Instructions to follow>
Quote the whole listing exactly. Leave the pictures out of your copy.

Records supplied>
======

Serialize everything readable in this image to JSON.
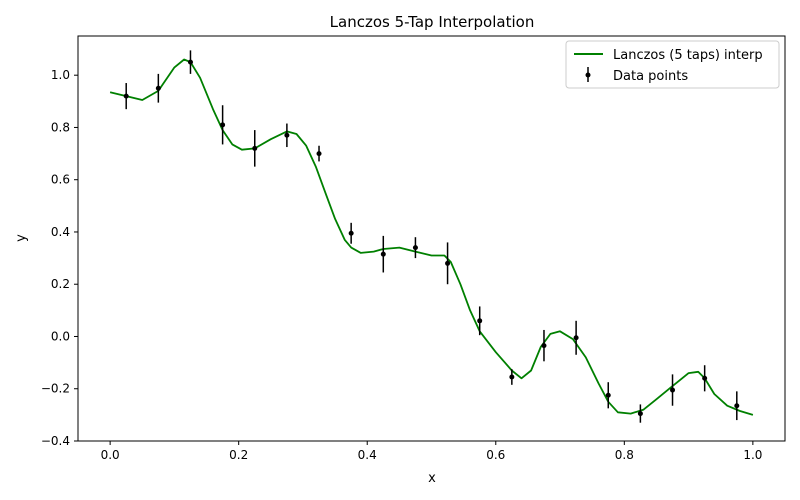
{
  "chart_data": {
    "type": "line",
    "title": "Lanczos 5-Tap Interpolation",
    "xlabel": "x",
    "ylabel": "y",
    "xlim": [
      -0.05,
      1.05
    ],
    "ylim": [
      -0.4,
      1.15
    ],
    "xticks": [
      0.0,
      0.2,
      0.4,
      0.6,
      0.8,
      1.0
    ],
    "xtick_labels": [
      "0.0",
      "0.2",
      "0.4",
      "0.6",
      "0.8",
      "1.0"
    ],
    "yticks": [
      -0.4,
      -0.2,
      0.0,
      0.2,
      0.4,
      0.6,
      0.8,
      1.0
    ],
    "ytick_labels": [
      "−0.4",
      "−0.2",
      "0.0",
      "0.2",
      "0.4",
      "0.6",
      "0.8",
      "1.0"
    ],
    "grid": false,
    "legend_position": "top-right",
    "series": [
      {
        "name": "Lanczos (5 taps) interp",
        "kind": "line",
        "color": "#008000",
        "x": [
          0.0,
          0.025,
          0.05,
          0.075,
          0.1,
          0.115,
          0.125,
          0.14,
          0.16,
          0.175,
          0.19,
          0.205,
          0.225,
          0.25,
          0.275,
          0.29,
          0.305,
          0.32,
          0.335,
          0.35,
          0.365,
          0.375,
          0.39,
          0.41,
          0.425,
          0.45,
          0.475,
          0.5,
          0.52,
          0.53,
          0.545,
          0.56,
          0.575,
          0.6,
          0.625,
          0.64,
          0.655,
          0.67,
          0.685,
          0.7,
          0.72,
          0.74,
          0.76,
          0.775,
          0.79,
          0.81,
          0.83,
          0.85,
          0.875,
          0.9,
          0.915,
          0.925,
          0.94,
          0.96,
          0.98,
          1.0
        ],
        "y": [
          0.935,
          0.92,
          0.905,
          0.94,
          1.03,
          1.06,
          1.05,
          0.99,
          0.87,
          0.79,
          0.735,
          0.715,
          0.72,
          0.755,
          0.785,
          0.775,
          0.73,
          0.65,
          0.55,
          0.45,
          0.37,
          0.34,
          0.32,
          0.325,
          0.335,
          0.34,
          0.325,
          0.31,
          0.31,
          0.285,
          0.2,
          0.1,
          0.02,
          -0.06,
          -0.13,
          -0.16,
          -0.13,
          -0.04,
          0.01,
          0.02,
          -0.01,
          -0.08,
          -0.18,
          -0.25,
          -0.29,
          -0.295,
          -0.28,
          -0.24,
          -0.19,
          -0.14,
          -0.135,
          -0.16,
          -0.22,
          -0.265,
          -0.285,
          -0.3
        ]
      },
      {
        "name": "Data points",
        "kind": "errorbar",
        "color": "#000000",
        "x": [
          0.025,
          0.075,
          0.125,
          0.175,
          0.225,
          0.275,
          0.325,
          0.375,
          0.425,
          0.475,
          0.525,
          0.575,
          0.625,
          0.675,
          0.725,
          0.775,
          0.825,
          0.875,
          0.925,
          0.975
        ],
        "y": [
          0.92,
          0.95,
          1.05,
          0.81,
          0.72,
          0.77,
          0.7,
          0.395,
          0.315,
          0.34,
          0.28,
          0.06,
          -0.155,
          -0.035,
          -0.005,
          -0.225,
          -0.295,
          -0.205,
          -0.16,
          -0.265
        ],
        "yerr": [
          0.05,
          0.055,
          0.045,
          0.075,
          0.07,
          0.045,
          0.03,
          0.04,
          0.07,
          0.04,
          0.08,
          0.055,
          0.03,
          0.06,
          0.065,
          0.05,
          0.035,
          0.06,
          0.05,
          0.055
        ]
      }
    ]
  }
}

======

Solution>
Serialize everything readable in this image to JSON.
{
  "chart_data": {
    "type": "line",
    "title": "Lanczos 5-Tap Interpolation",
    "xlabel": "x",
    "ylabel": "y",
    "xlim": [
      -0.05,
      1.05
    ],
    "ylim": [
      -0.4,
      1.15
    ],
    "xticks": [
      0.0,
      0.2,
      0.4,
      0.6,
      0.8,
      1.0
    ],
    "xtick_labels": [
      "0.0",
      "0.2",
      "0.4",
      "0.6",
      "0.8",
      "1.0"
    ],
    "yticks": [
      -0.4,
      -0.2,
      0.0,
      0.2,
      0.4,
      0.6,
      0.8,
      1.0
    ],
    "ytick_labels": [
      "−0.4",
      "−0.2",
      "0.0",
      "0.2",
      "0.4",
      "0.6",
      "0.8",
      "1.0"
    ],
    "grid": false,
    "legend_position": "top-right",
    "series": [
      {
        "name": "Lanczos (5 taps) interp",
        "kind": "line",
        "color": "#008000",
        "x": [
          0.0,
          0.025,
          0.05,
          0.075,
          0.1,
          0.115,
          0.125,
          0.14,
          0.16,
          0.175,
          0.19,
          0.205,
          0.225,
          0.25,
          0.275,
          0.29,
          0.305,
          0.32,
          0.335,
          0.35,
          0.365,
          0.375,
          0.39,
          0.41,
          0.425,
          0.45,
          0.475,
          0.5,
          0.52,
          0.53,
          0.545,
          0.56,
          0.575,
          0.6,
          0.625,
          0.64,
          0.655,
          0.67,
          0.685,
          0.7,
          0.72,
          0.74,
          0.76,
          0.775,
          0.79,
          0.81,
          0.83,
          0.85,
          0.875,
          0.9,
          0.915,
          0.925,
          0.94,
          0.96,
          0.98,
          1.0
        ],
        "y": [
          0.935,
          0.92,
          0.905,
          0.94,
          1.03,
          1.06,
          1.05,
          0.99,
          0.87,
          0.79,
          0.735,
          0.715,
          0.72,
          0.755,
          0.785,
          0.775,
          0.73,
          0.65,
          0.55,
          0.45,
          0.37,
          0.34,
          0.32,
          0.325,
          0.335,
          0.34,
          0.325,
          0.31,
          0.31,
          0.285,
          0.2,
          0.1,
          0.02,
          -0.06,
          -0.13,
          -0.16,
          -0.13,
          -0.04,
          0.01,
          0.02,
          -0.01,
          -0.08,
          -0.18,
          -0.25,
          -0.29,
          -0.295,
          -0.28,
          -0.24,
          -0.19,
          -0.14,
          -0.135,
          -0.16,
          -0.22,
          -0.265,
          -0.285,
          -0.3
        ]
      },
      {
        "name": "Data points",
        "kind": "errorbar",
        "color": "#000000",
        "x": [
          0.025,
          0.075,
          0.125,
          0.175,
          0.225,
          0.275,
          0.325,
          0.375,
          0.425,
          0.475,
          0.525,
          0.575,
          0.625,
          0.675,
          0.725,
          0.775,
          0.825,
          0.875,
          0.925,
          0.975
        ],
        "y": [
          0.92,
          0.95,
          1.05,
          0.81,
          0.72,
          0.77,
          0.7,
          0.395,
          0.315,
          0.34,
          0.28,
          0.06,
          -0.155,
          -0.035,
          -0.005,
          -0.225,
          -0.295,
          -0.205,
          -0.16,
          -0.265
        ],
        "yerr": [
          0.05,
          0.055,
          0.045,
          0.075,
          0.07,
          0.045,
          0.03,
          0.04,
          0.07,
          0.04,
          0.08,
          0.055,
          0.03,
          0.06,
          0.065,
          0.05,
          0.035,
          0.06,
          0.05,
          0.055
        ]
      }
    ]
  }
}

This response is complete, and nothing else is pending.